──────── RECORDS TO PROCESS ────────

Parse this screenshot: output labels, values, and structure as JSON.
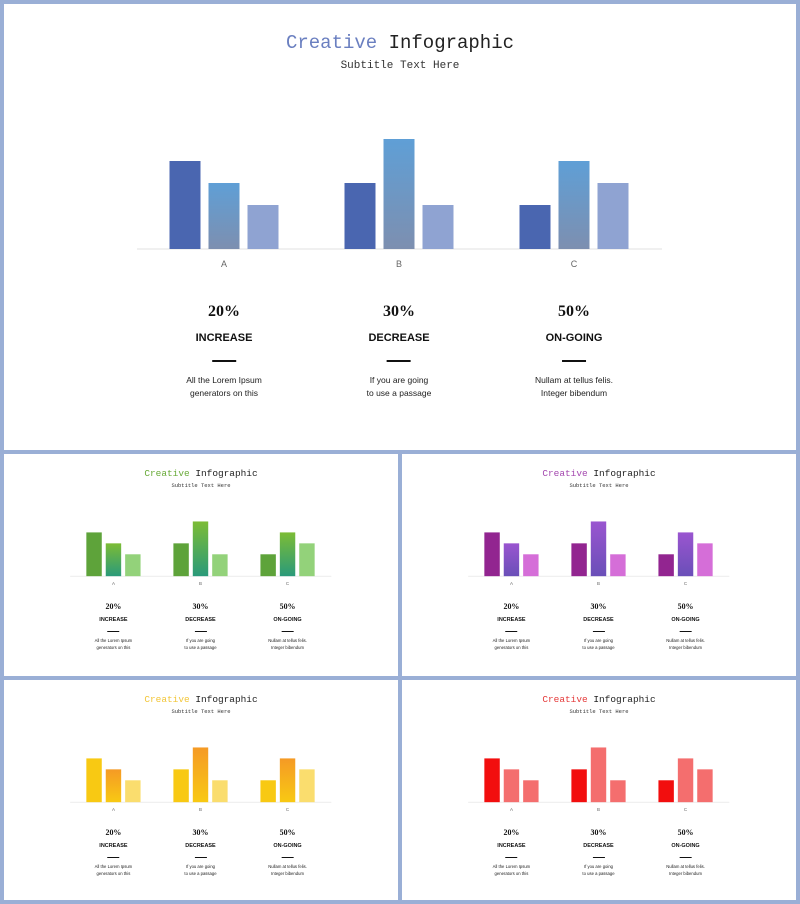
{
  "slides": [
    {
      "id": "main",
      "title_accent": "Creative",
      "title_rest": "Infographic",
      "subtitle": "Subtitle Text Here",
      "colors": {
        "accent": "#6a7fc0",
        "bar1": "#4a66b0",
        "bar2_top": "#5f9fd6",
        "bar2_bottom": "#7d8fb0",
        "bar3": "#8fa3d2"
      }
    },
    {
      "id": "green",
      "title_accent": "Creative",
      "title_rest": "Infographic",
      "subtitle": "Subtitle Text Here",
      "colors": {
        "accent": "#6aab3a",
        "bar1": "#5ea33a",
        "bar2_top": "#7cbc35",
        "bar2_bottom": "#2a9a7a",
        "bar3": "#93d27a"
      }
    },
    {
      "id": "purple",
      "title_accent": "Creative",
      "title_rest": "Infographic",
      "subtitle": "Subtitle Text Here",
      "colors": {
        "accent": "#a54ab0",
        "bar1": "#922590",
        "bar2_top": "#9a55d0",
        "bar2_bottom": "#6a4fb8",
        "bar3": "#d56ed8"
      }
    },
    {
      "id": "yellow",
      "title_accent": "Creative",
      "title_rest": "Infographic",
      "subtitle": "Subtitle Text Here",
      "colors": {
        "accent": "#f2c63a",
        "bar1": "#f8c913",
        "bar2_top": "#f59a25",
        "bar2_bottom": "#f8c913",
        "bar3": "#fadd6e"
      }
    },
    {
      "id": "red",
      "title_accent": "Creative",
      "title_rest": "Infographic",
      "subtitle": "Subtitle Text Here",
      "colors": {
        "accent": "#e53b3b",
        "bar1": "#f20e0e",
        "bar2_top": "#f46e6e",
        "bar2_bottom": "#f46e6e",
        "bar3": "#f46e6e"
      }
    }
  ],
  "stats": [
    {
      "value": "20%",
      "label": "INCREASE",
      "desc_line1": "All the Lorem Ipsum",
      "desc_line2": "generators on this"
    },
    {
      "value": "30%",
      "label": "DECREASE",
      "desc_line1": "If you are going",
      "desc_line2": "to use a passage"
    },
    {
      "value": "50%",
      "label": "ON-GOING",
      "desc_line1": "Nullam at tellus felis.",
      "desc_line2": "Integer bibendum"
    }
  ],
  "chart_data": {
    "type": "bar",
    "categories": [
      "A",
      "B",
      "C"
    ],
    "series": [
      {
        "values": [
          4,
          3,
          2
        ]
      },
      {
        "values": [
          3,
          5,
          4
        ]
      },
      {
        "values": [
          2,
          2,
          3
        ]
      }
    ],
    "ylim": [
      0,
      5
    ],
    "grid": false,
    "legend": "none",
    "gridline_color": "#e0e0e0",
    "tick_color": "#666666"
  }
}
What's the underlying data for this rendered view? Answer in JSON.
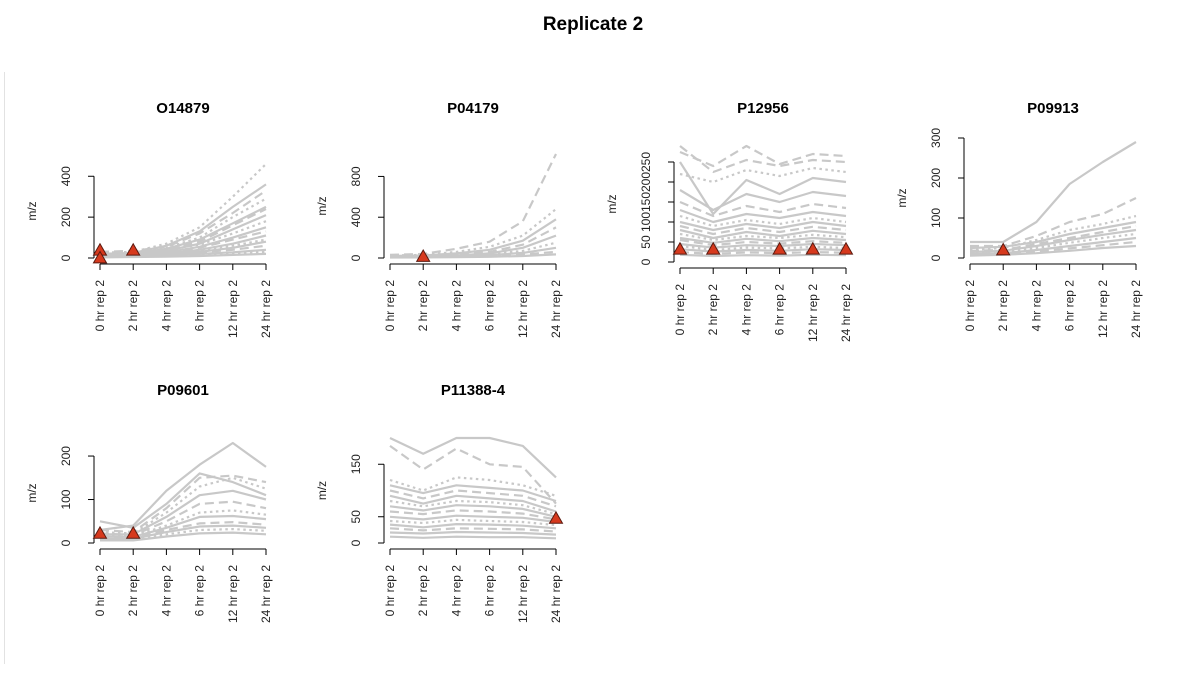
{
  "page": {
    "title": "Replicate 2"
  },
  "colors": {
    "trace": "#c8c8c8",
    "marker_fill": "#d6391d",
    "marker_stroke": "#5a1a10",
    "axis": "#000000"
  },
  "chart_data": [
    {
      "type": "line",
      "title": "O14879",
      "ylabel": "m/z",
      "categories": [
        "0 hr rep 2",
        "2 hr rep 2",
        "4 hr rep 2",
        "6 hr rep 2",
        "12 hr rep 2",
        "24 hr rep 2"
      ],
      "ylim": [
        0,
        460
      ],
      "yticks": [
        0,
        200,
        400
      ],
      "series": [
        {
          "style": "dotted",
          "values": [
            25,
            30,
            70,
            150,
            300,
            460
          ]
        },
        {
          "style": "solid",
          "values": [
            20,
            25,
            60,
            130,
            250,
            360
          ]
        },
        {
          "style": "dashed",
          "values": [
            30,
            35,
            55,
            120,
            220,
            330
          ]
        },
        {
          "style": "dotted",
          "values": [
            15,
            20,
            50,
            100,
            200,
            290
          ]
        },
        {
          "style": "solid",
          "values": [
            18,
            22,
            45,
            90,
            170,
            250
          ]
        },
        {
          "style": "dashed",
          "values": [
            22,
            28,
            40,
            80,
            160,
            240
          ]
        },
        {
          "style": "solid",
          "values": [
            12,
            18,
            35,
            70,
            140,
            210
          ]
        },
        {
          "style": "dotted",
          "values": [
            26,
            30,
            42,
            65,
            120,
            180
          ]
        },
        {
          "style": "solid",
          "values": [
            10,
            15,
            28,
            55,
            100,
            150
          ]
        },
        {
          "style": "dashed",
          "values": [
            16,
            20,
            30,
            50,
            90,
            130
          ]
        },
        {
          "style": "solid",
          "values": [
            8,
            12,
            22,
            40,
            70,
            110
          ]
        },
        {
          "style": "dotted",
          "values": [
            20,
            22,
            28,
            38,
            60,
            90
          ]
        },
        {
          "style": "solid",
          "values": [
            5,
            10,
            18,
            30,
            50,
            80
          ]
        },
        {
          "style": "dashed",
          "values": [
            14,
            16,
            20,
            28,
            40,
            60
          ]
        },
        {
          "style": "solid",
          "values": [
            10,
            12,
            15,
            20,
            28,
            40
          ]
        },
        {
          "style": "dotted",
          "values": [
            6,
            8,
            10,
            14,
            20,
            30
          ]
        },
        {
          "style": "solid",
          "values": [
            3,
            5,
            7,
            10,
            15,
            20
          ]
        }
      ],
      "markers": [
        {
          "x": 0,
          "y": 38
        },
        {
          "x": 0,
          "y": 0
        },
        {
          "x": 1,
          "y": 38
        }
      ]
    },
    {
      "type": "line",
      "title": "P04179",
      "ylabel": "m/z",
      "categories": [
        "0 hr rep 2",
        "2 hr rep 2",
        "4 hr rep 2",
        "6 hr rep 2",
        "12 hr rep 2",
        "24 hr rep 2"
      ],
      "ylim": [
        0,
        1020
      ],
      "yticks": [
        0,
        400,
        800
      ],
      "series": [
        {
          "style": "dashed",
          "values": [
            30,
            40,
            90,
            160,
            360,
            1020
          ]
        },
        {
          "style": "dotted",
          "values": [
            25,
            30,
            60,
            110,
            220,
            480
          ]
        },
        {
          "style": "solid",
          "values": [
            20,
            25,
            45,
            80,
            170,
            380
          ]
        },
        {
          "style": "dashed",
          "values": [
            15,
            20,
            35,
            60,
            130,
            300
          ]
        },
        {
          "style": "solid",
          "values": [
            10,
            15,
            25,
            45,
            100,
            220
          ]
        },
        {
          "style": "dotted",
          "values": [
            20,
            22,
            30,
            40,
            70,
            150
          ]
        },
        {
          "style": "solid",
          "values": [
            8,
            10,
            18,
            28,
            50,
            100
          ]
        },
        {
          "style": "dashed",
          "values": [
            12,
            14,
            18,
            22,
            35,
            60
          ]
        },
        {
          "style": "solid",
          "values": [
            5,
            6,
            9,
            12,
            20,
            35
          ]
        }
      ],
      "markers": [
        {
          "x": 1,
          "y": 15
        }
      ]
    },
    {
      "type": "line",
      "title": "P12956",
      "ylabel": "m/z",
      "categories": [
        "0 hr rep 2",
        "2 hr rep 2",
        "4 hr rep 2",
        "6 hr rep 2",
        "12 hr rep 2",
        "24 hr rep 2"
      ],
      "ylim": [
        0,
        290
      ],
      "yticks": [
        0,
        50,
        100,
        150,
        200,
        250
      ],
      "series": [
        {
          "style": "dashed",
          "values": [
            290,
            225,
            255,
            240,
            255,
            250
          ]
        },
        {
          "style": "dashed",
          "values": [
            275,
            240,
            290,
            245,
            270,
            265
          ]
        },
        {
          "style": "solid",
          "values": [
            250,
            120,
            205,
            170,
            210,
            200
          ]
        },
        {
          "style": "dotted",
          "values": [
            220,
            200,
            230,
            215,
            235,
            225
          ]
        },
        {
          "style": "solid",
          "values": [
            180,
            130,
            170,
            150,
            175,
            165
          ]
        },
        {
          "style": "dashed",
          "values": [
            150,
            115,
            140,
            125,
            145,
            135
          ]
        },
        {
          "style": "solid",
          "values": [
            130,
            100,
            120,
            110,
            125,
            115
          ]
        },
        {
          "style": "dotted",
          "values": [
            115,
            90,
            105,
            95,
            110,
            100
          ]
        },
        {
          "style": "solid",
          "values": [
            100,
            80,
            95,
            85,
            100,
            90
          ]
        },
        {
          "style": "dashed",
          "values": [
            90,
            70,
            85,
            75,
            88,
            80
          ]
        },
        {
          "style": "solid",
          "values": [
            80,
            60,
            75,
            65,
            78,
            70
          ]
        },
        {
          "style": "dotted",
          "values": [
            70,
            55,
            65,
            60,
            68,
            62
          ]
        },
        {
          "style": "solid",
          "values": [
            60,
            48,
            58,
            52,
            60,
            55
          ]
        },
        {
          "style": "dashed",
          "values": [
            55,
            42,
            50,
            46,
            52,
            48
          ]
        },
        {
          "style": "solid",
          "values": [
            45,
            36,
            42,
            40,
            45,
            42
          ]
        },
        {
          "style": "dotted",
          "values": [
            40,
            30,
            36,
            34,
            38,
            35
          ]
        },
        {
          "style": "solid",
          "values": [
            32,
            26,
            30,
            28,
            32,
            30
          ]
        },
        {
          "style": "dashed",
          "values": [
            25,
            20,
            24,
            22,
            25,
            23
          ]
        },
        {
          "style": "solid",
          "values": [
            18,
            15,
            17,
            16,
            18,
            17
          ]
        }
      ],
      "markers": [
        {
          "x": 0,
          "y": 32
        },
        {
          "x": 1,
          "y": 32
        },
        {
          "x": 3,
          "y": 32
        },
        {
          "x": 4,
          "y": 32
        },
        {
          "x": 5,
          "y": 32
        }
      ]
    },
    {
      "type": "line",
      "title": "P09913",
      "ylabel": "m/z",
      "categories": [
        "0 hr rep 2",
        "2 hr rep 2",
        "4 hr rep 2",
        "6 hr rep 2",
        "12 hr rep 2",
        "24 hr rep 2"
      ],
      "ylim": [
        0,
        300
      ],
      "yticks": [
        0,
        100,
        200,
        300
      ],
      "series": [
        {
          "style": "solid",
          "values": [
            40,
            40,
            90,
            185,
            240,
            290
          ]
        },
        {
          "style": "dashed",
          "values": [
            30,
            30,
            55,
            90,
            110,
            150
          ]
        },
        {
          "style": "dotted",
          "values": [
            20,
            25,
            45,
            70,
            85,
            105
          ]
        },
        {
          "style": "solid",
          "values": [
            25,
            28,
            40,
            60,
            75,
            90
          ]
        },
        {
          "style": "dashed",
          "values": [
            18,
            20,
            35,
            50,
            65,
            80
          ]
        },
        {
          "style": "solid",
          "values": [
            15,
            18,
            30,
            45,
            58,
            70
          ]
        },
        {
          "style": "dotted",
          "values": [
            12,
            14,
            25,
            38,
            50,
            60
          ]
        },
        {
          "style": "solid",
          "values": [
            10,
            12,
            20,
            30,
            40,
            50
          ]
        },
        {
          "style": "dashed",
          "values": [
            8,
            10,
            16,
            24,
            32,
            40
          ]
        },
        {
          "style": "solid",
          "values": [
            6,
            8,
            12,
            18,
            25,
            30
          ]
        }
      ],
      "markers": [
        {
          "x": 1,
          "y": 20
        }
      ]
    },
    {
      "type": "line",
      "title": "P09601",
      "ylabel": "m/z",
      "categories": [
        "0 hr rep 2",
        "2 hr rep 2",
        "4 hr rep 2",
        "6 hr rep 2",
        "12 hr rep 2",
        "24 hr rep 2"
      ],
      "ylim": [
        0,
        230
      ],
      "yticks": [
        0,
        100,
        200
      ],
      "series": [
        {
          "style": "solid",
          "values": [
            30,
            40,
            120,
            180,
            230,
            175
          ]
        },
        {
          "style": "solid",
          "values": [
            50,
            35,
            90,
            160,
            140,
            110
          ]
        },
        {
          "style": "dashed",
          "values": [
            30,
            25,
            80,
            150,
            155,
            140
          ]
        },
        {
          "style": "dotted",
          "values": [
            25,
            22,
            70,
            130,
            150,
            125
          ]
        },
        {
          "style": "solid",
          "values": [
            20,
            20,
            60,
            110,
            120,
            100
          ]
        },
        {
          "style": "dashed",
          "values": [
            22,
            18,
            50,
            90,
            95,
            80
          ]
        },
        {
          "style": "dotted",
          "values": [
            18,
            16,
            40,
            70,
            75,
            65
          ]
        },
        {
          "style": "solid",
          "values": [
            15,
            14,
            35,
            60,
            62,
            55
          ]
        },
        {
          "style": "dashed",
          "values": [
            12,
            12,
            30,
            45,
            48,
            42
          ]
        },
        {
          "style": "solid",
          "values": [
            10,
            10,
            25,
            38,
            40,
            35
          ]
        },
        {
          "style": "dotted",
          "values": [
            8,
            8,
            20,
            30,
            32,
            28
          ]
        },
        {
          "style": "solid",
          "values": [
            6,
            6,
            15,
            22,
            24,
            20
          ]
        }
      ],
      "markers": [
        {
          "x": 0,
          "y": 22
        },
        {
          "x": 1,
          "y": 22
        }
      ]
    },
    {
      "type": "line",
      "title": "P11388-4",
      "ylabel": "m/z",
      "categories": [
        "0 hr rep 2",
        "2 hr rep 2",
        "4 hr rep 2",
        "6 hr rep 2",
        "12 hr rep 2",
        "24 hr rep 2"
      ],
      "ylim": [
        0,
        200
      ],
      "yticks": [
        0,
        50,
        150
      ],
      "series": [
        {
          "style": "solid",
          "values": [
            200,
            170,
            200,
            215,
            185,
            125
          ]
        },
        {
          "style": "dashed",
          "values": [
            185,
            140,
            180,
            150,
            145,
            75
          ]
        },
        {
          "style": "dotted",
          "values": [
            120,
            100,
            125,
            120,
            110,
            90
          ]
        },
        {
          "style": "solid",
          "values": [
            110,
            95,
            110,
            105,
            100,
            80
          ]
        },
        {
          "style": "dashed",
          "values": [
            100,
            85,
            100,
            95,
            90,
            70
          ]
        },
        {
          "style": "solid",
          "values": [
            90,
            75,
            90,
            85,
            80,
            60
          ]
        },
        {
          "style": "dotted",
          "values": [
            80,
            70,
            80,
            78,
            72,
            55
          ]
        },
        {
          "style": "solid",
          "values": [
            70,
            62,
            72,
            70,
            65,
            50
          ]
        },
        {
          "style": "dashed",
          "values": [
            60,
            55,
            62,
            60,
            56,
            45
          ]
        },
        {
          "style": "solid",
          "values": [
            50,
            45,
            52,
            50,
            48,
            40
          ]
        },
        {
          "style": "dotted",
          "values": [
            42,
            38,
            44,
            42,
            40,
            34
          ]
        },
        {
          "style": "solid",
          "values": [
            35,
            30,
            36,
            35,
            33,
            28
          ]
        },
        {
          "style": "dashed",
          "values": [
            28,
            24,
            28,
            27,
            26,
            22
          ]
        },
        {
          "style": "solid",
          "values": [
            20,
            18,
            21,
            20,
            19,
            16
          ]
        },
        {
          "style": "solid",
          "values": [
            12,
            10,
            12,
            11,
            11,
            9
          ]
        }
      ],
      "markers": [
        {
          "x": 5,
          "y": 47
        }
      ]
    }
  ]
}
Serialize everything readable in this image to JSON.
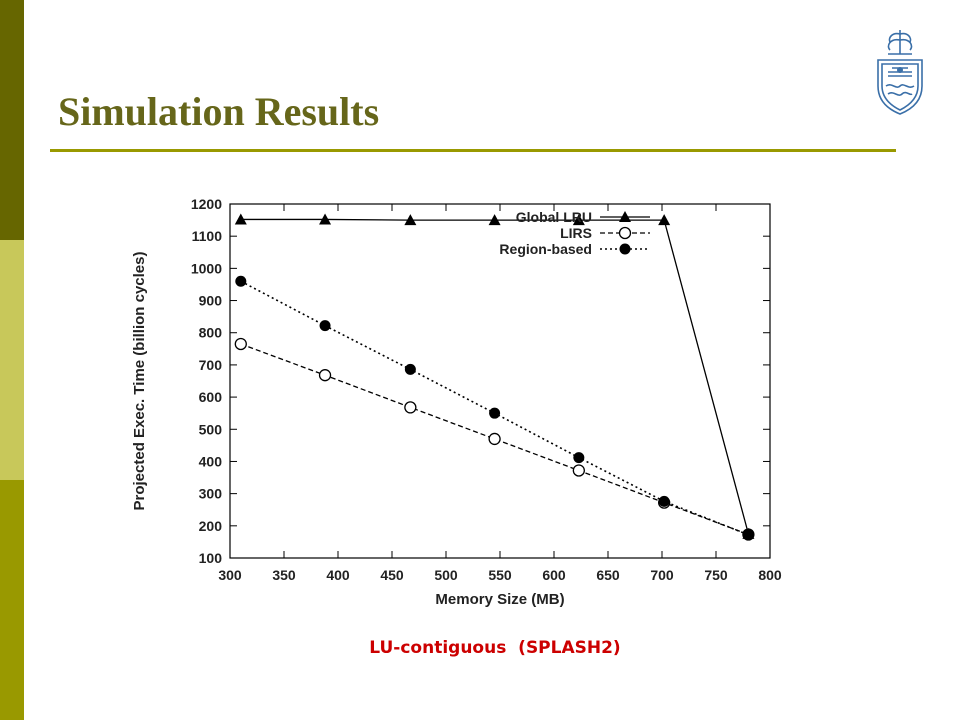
{
  "slide": {
    "title": "Simulation Results",
    "caption": "LU-contiguous  (SPLASH2)",
    "accent_color": "#999900",
    "title_color": "#66661a",
    "caption_color": "#cc0000",
    "logo_icon": "university-crest-icon"
  },
  "chart_data": {
    "type": "line",
    "title": "",
    "xlabel": "Memory Size (MB)",
    "ylabel": "Projected Exec. Time (billion cycles)",
    "xlim": [
      300,
      800
    ],
    "ylim": [
      100,
      1200
    ],
    "xticks": [
      300,
      350,
      400,
      450,
      500,
      550,
      600,
      650,
      700,
      750,
      800
    ],
    "yticks": [
      100,
      200,
      300,
      400,
      500,
      600,
      700,
      800,
      900,
      1000,
      1100,
      1200
    ],
    "grid": false,
    "legend_position": "top-right",
    "series": [
      {
        "name": "Global LRU",
        "marker": "filled-triangle",
        "line": "solid",
        "points": [
          [
            310,
            1152
          ],
          [
            388,
            1152
          ],
          [
            467,
            1150
          ],
          [
            545,
            1150
          ],
          [
            623,
            1150
          ],
          [
            702,
            1150
          ],
          [
            780,
            175
          ]
        ]
      },
      {
        "name": "LIRS",
        "marker": "open-circle",
        "line": "dashed",
        "points": [
          [
            310,
            765
          ],
          [
            388,
            668
          ],
          [
            467,
            568
          ],
          [
            545,
            470
          ],
          [
            623,
            372
          ],
          [
            702,
            272
          ],
          [
            780,
            173
          ]
        ]
      },
      {
        "name": "Region-based",
        "marker": "filled-circle",
        "line": "dotted",
        "points": [
          [
            310,
            960
          ],
          [
            388,
            822
          ],
          [
            467,
            686
          ],
          [
            545,
            550
          ],
          [
            623,
            412
          ],
          [
            702,
            276
          ],
          [
            780,
            172
          ]
        ]
      }
    ]
  }
}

────────

WHAT IS ASKED: Extract from the data every line where "circle" shows up.

EXPECTED ANSWER:
        "marker": "open-circle",
        "marker": "filled-circle",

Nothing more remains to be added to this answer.